EXERCISE INSTRUCTIONS: Output the records. Match them exactly.

Figure record extracts:

___

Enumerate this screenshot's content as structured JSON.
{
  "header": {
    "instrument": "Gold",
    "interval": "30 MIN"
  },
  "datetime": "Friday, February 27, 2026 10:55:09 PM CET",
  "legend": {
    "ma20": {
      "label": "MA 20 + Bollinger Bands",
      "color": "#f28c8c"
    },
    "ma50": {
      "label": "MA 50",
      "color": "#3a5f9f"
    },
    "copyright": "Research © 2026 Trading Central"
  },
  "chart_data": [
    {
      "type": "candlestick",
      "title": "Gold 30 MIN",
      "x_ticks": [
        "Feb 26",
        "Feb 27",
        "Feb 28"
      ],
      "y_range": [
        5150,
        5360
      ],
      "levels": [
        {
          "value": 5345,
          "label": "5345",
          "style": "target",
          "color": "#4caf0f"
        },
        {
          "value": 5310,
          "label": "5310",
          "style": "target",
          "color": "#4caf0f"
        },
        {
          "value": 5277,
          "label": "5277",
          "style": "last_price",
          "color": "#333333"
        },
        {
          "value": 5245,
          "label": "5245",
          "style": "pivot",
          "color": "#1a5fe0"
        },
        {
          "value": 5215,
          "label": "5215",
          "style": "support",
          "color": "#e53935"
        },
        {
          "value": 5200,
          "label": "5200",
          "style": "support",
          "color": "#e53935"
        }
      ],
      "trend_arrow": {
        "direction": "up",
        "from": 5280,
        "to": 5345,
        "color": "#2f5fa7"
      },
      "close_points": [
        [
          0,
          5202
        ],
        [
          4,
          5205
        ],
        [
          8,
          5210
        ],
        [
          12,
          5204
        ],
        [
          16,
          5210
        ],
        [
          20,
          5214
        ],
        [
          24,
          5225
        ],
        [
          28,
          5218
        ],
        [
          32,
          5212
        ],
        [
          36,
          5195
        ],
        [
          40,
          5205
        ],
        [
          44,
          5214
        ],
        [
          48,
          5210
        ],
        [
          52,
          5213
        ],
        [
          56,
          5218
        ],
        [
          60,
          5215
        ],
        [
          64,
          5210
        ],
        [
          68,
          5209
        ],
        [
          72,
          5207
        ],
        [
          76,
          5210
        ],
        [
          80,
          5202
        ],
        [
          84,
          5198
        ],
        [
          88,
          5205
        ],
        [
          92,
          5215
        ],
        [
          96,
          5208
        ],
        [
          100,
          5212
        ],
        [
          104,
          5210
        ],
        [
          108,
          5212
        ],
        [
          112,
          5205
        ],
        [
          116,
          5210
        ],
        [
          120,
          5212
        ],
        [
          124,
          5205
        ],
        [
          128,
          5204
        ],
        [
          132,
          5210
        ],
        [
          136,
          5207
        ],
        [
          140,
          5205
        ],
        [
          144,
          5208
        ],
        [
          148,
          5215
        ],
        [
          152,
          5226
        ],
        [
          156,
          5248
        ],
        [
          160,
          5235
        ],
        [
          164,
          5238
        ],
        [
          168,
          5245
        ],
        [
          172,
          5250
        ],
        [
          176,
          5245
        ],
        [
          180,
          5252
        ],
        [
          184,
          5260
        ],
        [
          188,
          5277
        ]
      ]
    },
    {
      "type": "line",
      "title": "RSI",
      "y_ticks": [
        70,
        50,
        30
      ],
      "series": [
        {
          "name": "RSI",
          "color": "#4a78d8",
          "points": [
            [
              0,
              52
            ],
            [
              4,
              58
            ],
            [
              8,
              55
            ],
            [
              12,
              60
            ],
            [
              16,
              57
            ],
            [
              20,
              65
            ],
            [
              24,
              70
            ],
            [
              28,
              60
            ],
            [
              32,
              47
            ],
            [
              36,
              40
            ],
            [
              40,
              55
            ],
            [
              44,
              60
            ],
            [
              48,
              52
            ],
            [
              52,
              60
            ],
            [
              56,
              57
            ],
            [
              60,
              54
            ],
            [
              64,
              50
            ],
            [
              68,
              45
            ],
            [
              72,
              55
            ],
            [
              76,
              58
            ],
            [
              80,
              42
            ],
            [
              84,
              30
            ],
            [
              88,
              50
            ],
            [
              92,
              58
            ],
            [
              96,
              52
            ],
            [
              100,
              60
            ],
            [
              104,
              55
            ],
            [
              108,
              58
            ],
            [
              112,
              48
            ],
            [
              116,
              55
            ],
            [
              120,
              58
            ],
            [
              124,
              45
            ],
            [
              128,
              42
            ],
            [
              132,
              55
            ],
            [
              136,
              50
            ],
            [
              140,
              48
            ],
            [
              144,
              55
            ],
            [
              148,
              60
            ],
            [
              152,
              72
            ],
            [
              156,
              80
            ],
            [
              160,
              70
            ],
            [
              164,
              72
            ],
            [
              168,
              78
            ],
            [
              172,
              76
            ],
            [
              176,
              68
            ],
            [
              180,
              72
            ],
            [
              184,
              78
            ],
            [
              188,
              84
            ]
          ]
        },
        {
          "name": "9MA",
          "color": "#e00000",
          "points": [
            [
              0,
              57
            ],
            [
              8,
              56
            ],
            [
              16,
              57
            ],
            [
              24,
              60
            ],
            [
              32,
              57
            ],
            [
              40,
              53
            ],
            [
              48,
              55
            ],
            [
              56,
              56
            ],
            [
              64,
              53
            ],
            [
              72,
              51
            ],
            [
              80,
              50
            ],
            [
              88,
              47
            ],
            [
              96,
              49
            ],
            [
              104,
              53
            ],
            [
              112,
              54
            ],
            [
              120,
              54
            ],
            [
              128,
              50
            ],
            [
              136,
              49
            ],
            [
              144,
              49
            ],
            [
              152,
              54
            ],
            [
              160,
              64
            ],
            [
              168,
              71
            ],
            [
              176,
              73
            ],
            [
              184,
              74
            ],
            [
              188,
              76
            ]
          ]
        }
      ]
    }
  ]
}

___

SOLUTION TO THE EXERCISE:
Enumerate this screenshot's content as structured JSON.
{
  "header": {
    "instrument": "Gold",
    "interval": "30 MIN"
  },
  "datetime": "Friday, February 27, 2026 10:55:09 PM CET",
  "legend": {
    "ma20": {
      "label": "MA 20 + Bollinger Bands",
      "color": "#f28c8c"
    },
    "ma50": {
      "label": "MA 50",
      "color": "#3a5f9f"
    },
    "copyright": "Research © 2026 Trading Central"
  },
  "chart_data": [
    {
      "type": "candlestick",
      "title": "Gold 30 MIN",
      "x_ticks": [
        "Feb 26",
        "Feb 27",
        "Feb 28"
      ],
      "y_range": [
        5150,
        5360
      ],
      "levels": [
        {
          "value": 5345,
          "label": "5345",
          "style": "target",
          "color": "#4caf0f"
        },
        {
          "value": 5310,
          "label": "5310",
          "style": "target",
          "color": "#4caf0f"
        },
        {
          "value": 5277,
          "label": "5277",
          "style": "last_price",
          "color": "#333333"
        },
        {
          "value": 5245,
          "label": "5245",
          "style": "pivot",
          "color": "#1a5fe0"
        },
        {
          "value": 5215,
          "label": "5215",
          "style": "support",
          "color": "#e53935"
        },
        {
          "value": 5200,
          "label": "5200",
          "style": "support",
          "color": "#e53935"
        }
      ],
      "trend_arrow": {
        "direction": "up",
        "from": 5280,
        "to": 5345,
        "color": "#2f5fa7"
      },
      "close_points": [
        [
          0,
          5202
        ],
        [
          4,
          5205
        ],
        [
          8,
          5210
        ],
        [
          12,
          5204
        ],
        [
          16,
          5210
        ],
        [
          20,
          5214
        ],
        [
          24,
          5225
        ],
        [
          28,
          5218
        ],
        [
          32,
          5212
        ],
        [
          36,
          5195
        ],
        [
          40,
          5205
        ],
        [
          44,
          5214
        ],
        [
          48,
          5210
        ],
        [
          52,
          5213
        ],
        [
          56,
          5218
        ],
        [
          60,
          5215
        ],
        [
          64,
          5210
        ],
        [
          68,
          5209
        ],
        [
          72,
          5207
        ],
        [
          76,
          5210
        ],
        [
          80,
          5202
        ],
        [
          84,
          5198
        ],
        [
          88,
          5205
        ],
        [
          92,
          5215
        ],
        [
          96,
          5208
        ],
        [
          100,
          5212
        ],
        [
          104,
          5210
        ],
        [
          108,
          5212
        ],
        [
          112,
          5205
        ],
        [
          116,
          5210
        ],
        [
          120,
          5212
        ],
        [
          124,
          5205
        ],
        [
          128,
          5204
        ],
        [
          132,
          5210
        ],
        [
          136,
          5207
        ],
        [
          140,
          5205
        ],
        [
          144,
          5208
        ],
        [
          148,
          5215
        ],
        [
          152,
          5226
        ],
        [
          156,
          5248
        ],
        [
          160,
          5235
        ],
        [
          164,
          5238
        ],
        [
          168,
          5245
        ],
        [
          172,
          5250
        ],
        [
          176,
          5245
        ],
        [
          180,
          5252
        ],
        [
          184,
          5260
        ],
        [
          188,
          5277
        ]
      ]
    },
    {
      "type": "line",
      "title": "RSI",
      "y_ticks": [
        70,
        50,
        30
      ],
      "series": [
        {
          "name": "RSI",
          "color": "#4a78d8",
          "points": [
            [
              0,
              52
            ],
            [
              4,
              58
            ],
            [
              8,
              55
            ],
            [
              12,
              60
            ],
            [
              16,
              57
            ],
            [
              20,
              65
            ],
            [
              24,
              70
            ],
            [
              28,
              60
            ],
            [
              32,
              47
            ],
            [
              36,
              40
            ],
            [
              40,
              55
            ],
            [
              44,
              60
            ],
            [
              48,
              52
            ],
            [
              52,
              60
            ],
            [
              56,
              57
            ],
            [
              60,
              54
            ],
            [
              64,
              50
            ],
            [
              68,
              45
            ],
            [
              72,
              55
            ],
            [
              76,
              58
            ],
            [
              80,
              42
            ],
            [
              84,
              30
            ],
            [
              88,
              50
            ],
            [
              92,
              58
            ],
            [
              96,
              52
            ],
            [
              100,
              60
            ],
            [
              104,
              55
            ],
            [
              108,
              58
            ],
            [
              112,
              48
            ],
            [
              116,
              55
            ],
            [
              120,
              58
            ],
            [
              124,
              45
            ],
            [
              128,
              42
            ],
            [
              132,
              55
            ],
            [
              136,
              50
            ],
            [
              140,
              48
            ],
            [
              144,
              55
            ],
            [
              148,
              60
            ],
            [
              152,
              72
            ],
            [
              156,
              80
            ],
            [
              160,
              70
            ],
            [
              164,
              72
            ],
            [
              168,
              78
            ],
            [
              172,
              76
            ],
            [
              176,
              68
            ],
            [
              180,
              72
            ],
            [
              184,
              78
            ],
            [
              188,
              84
            ]
          ]
        },
        {
          "name": "9MA",
          "color": "#e00000",
          "points": [
            [
              0,
              57
            ],
            [
              8,
              56
            ],
            [
              16,
              57
            ],
            [
              24,
              60
            ],
            [
              32,
              57
            ],
            [
              40,
              53
            ],
            [
              48,
              55
            ],
            [
              56,
              56
            ],
            [
              64,
              53
            ],
            [
              72,
              51
            ],
            [
              80,
              50
            ],
            [
              88,
              47
            ],
            [
              96,
              49
            ],
            [
              104,
              53
            ],
            [
              112,
              54
            ],
            [
              120,
              54
            ],
            [
              128,
              50
            ],
            [
              136,
              49
            ],
            [
              144,
              49
            ],
            [
              152,
              54
            ],
            [
              160,
              64
            ],
            [
              168,
              71
            ],
            [
              176,
              73
            ],
            [
              184,
              74
            ],
            [
              188,
              76
            ]
          ]
        }
      ]
    }
  ]
}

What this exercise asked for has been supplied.